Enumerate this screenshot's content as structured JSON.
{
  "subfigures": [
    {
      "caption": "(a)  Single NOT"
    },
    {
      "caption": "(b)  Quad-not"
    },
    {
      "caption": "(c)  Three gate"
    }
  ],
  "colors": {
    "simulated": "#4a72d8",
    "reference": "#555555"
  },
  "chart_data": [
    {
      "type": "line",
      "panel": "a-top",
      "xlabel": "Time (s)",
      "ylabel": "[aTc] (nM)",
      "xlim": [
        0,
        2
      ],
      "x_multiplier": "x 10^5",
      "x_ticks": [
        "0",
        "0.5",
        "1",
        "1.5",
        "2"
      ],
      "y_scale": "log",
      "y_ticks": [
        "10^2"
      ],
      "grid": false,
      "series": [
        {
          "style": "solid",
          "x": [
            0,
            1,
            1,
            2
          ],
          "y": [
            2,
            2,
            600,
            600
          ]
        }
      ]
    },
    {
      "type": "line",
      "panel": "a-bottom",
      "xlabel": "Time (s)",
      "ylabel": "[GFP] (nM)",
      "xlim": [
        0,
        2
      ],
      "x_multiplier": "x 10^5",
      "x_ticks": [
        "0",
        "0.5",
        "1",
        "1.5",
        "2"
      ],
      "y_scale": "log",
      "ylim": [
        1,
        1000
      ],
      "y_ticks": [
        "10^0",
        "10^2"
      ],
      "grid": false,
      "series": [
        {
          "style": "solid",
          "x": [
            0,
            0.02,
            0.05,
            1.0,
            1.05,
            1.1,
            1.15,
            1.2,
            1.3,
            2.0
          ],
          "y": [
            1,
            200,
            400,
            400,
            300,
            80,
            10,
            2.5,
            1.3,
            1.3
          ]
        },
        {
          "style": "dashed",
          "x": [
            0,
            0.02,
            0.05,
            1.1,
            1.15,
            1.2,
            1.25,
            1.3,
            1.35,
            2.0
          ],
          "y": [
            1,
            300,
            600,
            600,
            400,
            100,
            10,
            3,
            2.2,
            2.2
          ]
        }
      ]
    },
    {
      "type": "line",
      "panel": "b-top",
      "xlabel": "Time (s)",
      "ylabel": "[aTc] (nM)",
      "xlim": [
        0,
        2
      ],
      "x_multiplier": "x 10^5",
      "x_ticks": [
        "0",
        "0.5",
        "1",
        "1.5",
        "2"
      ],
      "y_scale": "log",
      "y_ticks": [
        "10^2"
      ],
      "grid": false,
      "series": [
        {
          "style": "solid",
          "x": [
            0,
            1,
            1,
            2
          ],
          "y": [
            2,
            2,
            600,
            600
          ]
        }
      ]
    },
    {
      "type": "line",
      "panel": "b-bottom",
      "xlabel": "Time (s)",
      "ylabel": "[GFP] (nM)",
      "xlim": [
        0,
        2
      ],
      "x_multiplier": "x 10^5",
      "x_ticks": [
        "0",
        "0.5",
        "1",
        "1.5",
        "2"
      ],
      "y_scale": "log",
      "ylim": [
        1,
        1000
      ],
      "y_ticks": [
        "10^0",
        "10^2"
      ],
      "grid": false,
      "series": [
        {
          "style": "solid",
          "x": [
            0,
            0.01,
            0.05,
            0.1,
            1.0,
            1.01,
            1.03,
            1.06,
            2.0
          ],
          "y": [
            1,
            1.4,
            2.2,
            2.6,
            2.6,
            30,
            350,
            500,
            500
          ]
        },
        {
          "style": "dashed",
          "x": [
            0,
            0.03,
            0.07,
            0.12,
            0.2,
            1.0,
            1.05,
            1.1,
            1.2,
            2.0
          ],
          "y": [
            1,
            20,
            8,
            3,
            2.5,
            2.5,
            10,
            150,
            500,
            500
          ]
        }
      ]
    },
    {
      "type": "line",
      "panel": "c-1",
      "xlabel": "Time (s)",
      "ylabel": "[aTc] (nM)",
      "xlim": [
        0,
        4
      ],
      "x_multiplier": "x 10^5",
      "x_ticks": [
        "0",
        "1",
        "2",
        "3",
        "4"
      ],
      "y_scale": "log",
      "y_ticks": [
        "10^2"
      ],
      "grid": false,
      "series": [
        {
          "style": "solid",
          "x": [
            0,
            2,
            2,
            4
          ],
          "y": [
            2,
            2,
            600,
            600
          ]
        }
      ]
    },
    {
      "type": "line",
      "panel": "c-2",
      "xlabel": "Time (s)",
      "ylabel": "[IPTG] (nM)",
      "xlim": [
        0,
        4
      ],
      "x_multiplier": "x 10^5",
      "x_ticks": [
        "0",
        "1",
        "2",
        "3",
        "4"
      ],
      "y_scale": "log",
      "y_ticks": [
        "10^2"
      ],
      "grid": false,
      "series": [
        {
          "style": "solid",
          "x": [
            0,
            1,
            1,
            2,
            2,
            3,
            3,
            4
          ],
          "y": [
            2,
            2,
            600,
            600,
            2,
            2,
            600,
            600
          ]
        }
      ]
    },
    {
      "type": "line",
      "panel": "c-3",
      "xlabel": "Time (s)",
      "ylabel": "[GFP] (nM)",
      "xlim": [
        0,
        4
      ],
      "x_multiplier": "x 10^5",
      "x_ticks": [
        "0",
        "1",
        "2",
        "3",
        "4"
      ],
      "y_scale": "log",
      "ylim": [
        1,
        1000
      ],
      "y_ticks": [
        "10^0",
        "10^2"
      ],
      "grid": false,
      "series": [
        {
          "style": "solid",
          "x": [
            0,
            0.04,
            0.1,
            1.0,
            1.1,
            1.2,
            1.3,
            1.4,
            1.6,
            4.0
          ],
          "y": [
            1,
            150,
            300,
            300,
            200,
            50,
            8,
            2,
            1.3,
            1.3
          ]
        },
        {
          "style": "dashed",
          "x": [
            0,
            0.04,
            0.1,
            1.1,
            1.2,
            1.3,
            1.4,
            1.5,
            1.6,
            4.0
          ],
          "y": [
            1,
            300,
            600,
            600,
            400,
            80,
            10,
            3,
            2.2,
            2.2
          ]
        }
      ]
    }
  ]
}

——

### Task description
Return all the data above once more, precisely as given.

### Reply to the exercise
Enumerate this screenshot's content as structured JSON.
{
  "subfigures": [
    {
      "caption": "(a)  Single NOT"
    },
    {
      "caption": "(b)  Quad-not"
    },
    {
      "caption": "(c)  Three gate"
    }
  ],
  "colors": {
    "simulated": "#4a72d8",
    "reference": "#555555"
  },
  "chart_data": [
    {
      "type": "line",
      "panel": "a-top",
      "xlabel": "Time (s)",
      "ylabel": "[aTc] (nM)",
      "xlim": [
        0,
        2
      ],
      "x_multiplier": "x 10^5",
      "x_ticks": [
        "0",
        "0.5",
        "1",
        "1.5",
        "2"
      ],
      "y_scale": "log",
      "y_ticks": [
        "10^2"
      ],
      "grid": false,
      "series": [
        {
          "style": "solid",
          "x": [
            0,
            1,
            1,
            2
          ],
          "y": [
            2,
            2,
            600,
            600
          ]
        }
      ]
    },
    {
      "type": "line",
      "panel": "a-bottom",
      "xlabel": "Time (s)",
      "ylabel": "[GFP] (nM)",
      "xlim": [
        0,
        2
      ],
      "x_multiplier": "x 10^5",
      "x_ticks": [
        "0",
        "0.5",
        "1",
        "1.5",
        "2"
      ],
      "y_scale": "log",
      "ylim": [
        1,
        1000
      ],
      "y_ticks": [
        "10^0",
        "10^2"
      ],
      "grid": false,
      "series": [
        {
          "style": "solid",
          "x": [
            0,
            0.02,
            0.05,
            1.0,
            1.05,
            1.1,
            1.15,
            1.2,
            1.3,
            2.0
          ],
          "y": [
            1,
            200,
            400,
            400,
            300,
            80,
            10,
            2.5,
            1.3,
            1.3
          ]
        },
        {
          "style": "dashed",
          "x": [
            0,
            0.02,
            0.05,
            1.1,
            1.15,
            1.2,
            1.25,
            1.3,
            1.35,
            2.0
          ],
          "y": [
            1,
            300,
            600,
            600,
            400,
            100,
            10,
            3,
            2.2,
            2.2
          ]
        }
      ]
    },
    {
      "type": "line",
      "panel": "b-top",
      "xlabel": "Time (s)",
      "ylabel": "[aTc] (nM)",
      "xlim": [
        0,
        2
      ],
      "x_multiplier": "x 10^5",
      "x_ticks": [
        "0",
        "0.5",
        "1",
        "1.5",
        "2"
      ],
      "y_scale": "log",
      "y_ticks": [
        "10^2"
      ],
      "grid": false,
      "series": [
        {
          "style": "solid",
          "x": [
            0,
            1,
            1,
            2
          ],
          "y": [
            2,
            2,
            600,
            600
          ]
        }
      ]
    },
    {
      "type": "line",
      "panel": "b-bottom",
      "xlabel": "Time (s)",
      "ylabel": "[GFP] (nM)",
      "xlim": [
        0,
        2
      ],
      "x_multiplier": "x 10^5",
      "x_ticks": [
        "0",
        "0.5",
        "1",
        "1.5",
        "2"
      ],
      "y_scale": "log",
      "ylim": [
        1,
        1000
      ],
      "y_ticks": [
        "10^0",
        "10^2"
      ],
      "grid": false,
      "series": [
        {
          "style": "solid",
          "x": [
            0,
            0.01,
            0.05,
            0.1,
            1.0,
            1.01,
            1.03,
            1.06,
            2.0
          ],
          "y": [
            1,
            1.4,
            2.2,
            2.6,
            2.6,
            30,
            350,
            500,
            500
          ]
        },
        {
          "style": "dashed",
          "x": [
            0,
            0.03,
            0.07,
            0.12,
            0.2,
            1.0,
            1.05,
            1.1,
            1.2,
            2.0
          ],
          "y": [
            1,
            20,
            8,
            3,
            2.5,
            2.5,
            10,
            150,
            500,
            500
          ]
        }
      ]
    },
    {
      "type": "line",
      "panel": "c-1",
      "xlabel": "Time (s)",
      "ylabel": "[aTc] (nM)",
      "xlim": [
        0,
        4
      ],
      "x_multiplier": "x 10^5",
      "x_ticks": [
        "0",
        "1",
        "2",
        "3",
        "4"
      ],
      "y_scale": "log",
      "y_ticks": [
        "10^2"
      ],
      "grid": false,
      "series": [
        {
          "style": "solid",
          "x": [
            0,
            2,
            2,
            4
          ],
          "y": [
            2,
            2,
            600,
            600
          ]
        }
      ]
    },
    {
      "type": "line",
      "panel": "c-2",
      "xlabel": "Time (s)",
      "ylabel": "[IPTG] (nM)",
      "xlim": [
        0,
        4
      ],
      "x_multiplier": "x 10^5",
      "x_ticks": [
        "0",
        "1",
        "2",
        "3",
        "4"
      ],
      "y_scale": "log",
      "y_ticks": [
        "10^2"
      ],
      "grid": false,
      "series": [
        {
          "style": "solid",
          "x": [
            0,
            1,
            1,
            2,
            2,
            3,
            3,
            4
          ],
          "y": [
            2,
            2,
            600,
            600,
            2,
            2,
            600,
            600
          ]
        }
      ]
    },
    {
      "type": "line",
      "panel": "c-3",
      "xlabel": "Time (s)",
      "ylabel": "[GFP] (nM)",
      "xlim": [
        0,
        4
      ],
      "x_multiplier": "x 10^5",
      "x_ticks": [
        "0",
        "1",
        "2",
        "3",
        "4"
      ],
      "y_scale": "log",
      "ylim": [
        1,
        1000
      ],
      "y_ticks": [
        "10^0",
        "10^2"
      ],
      "grid": false,
      "series": [
        {
          "style": "solid",
          "x": [
            0,
            0.04,
            0.1,
            1.0,
            1.1,
            1.2,
            1.3,
            1.4,
            1.6,
            4.0
          ],
          "y": [
            1,
            150,
            300,
            300,
            200,
            50,
            8,
            2,
            1.3,
            1.3
          ]
        },
        {
          "style": "dashed",
          "x": [
            0,
            0.04,
            0.1,
            1.1,
            1.2,
            1.3,
            1.4,
            1.5,
            1.6,
            4.0
          ],
          "y": [
            1,
            300,
            600,
            600,
            400,
            80,
            10,
            3,
            2.2,
            2.2
          ]
        }
      ]
    }
  ]
}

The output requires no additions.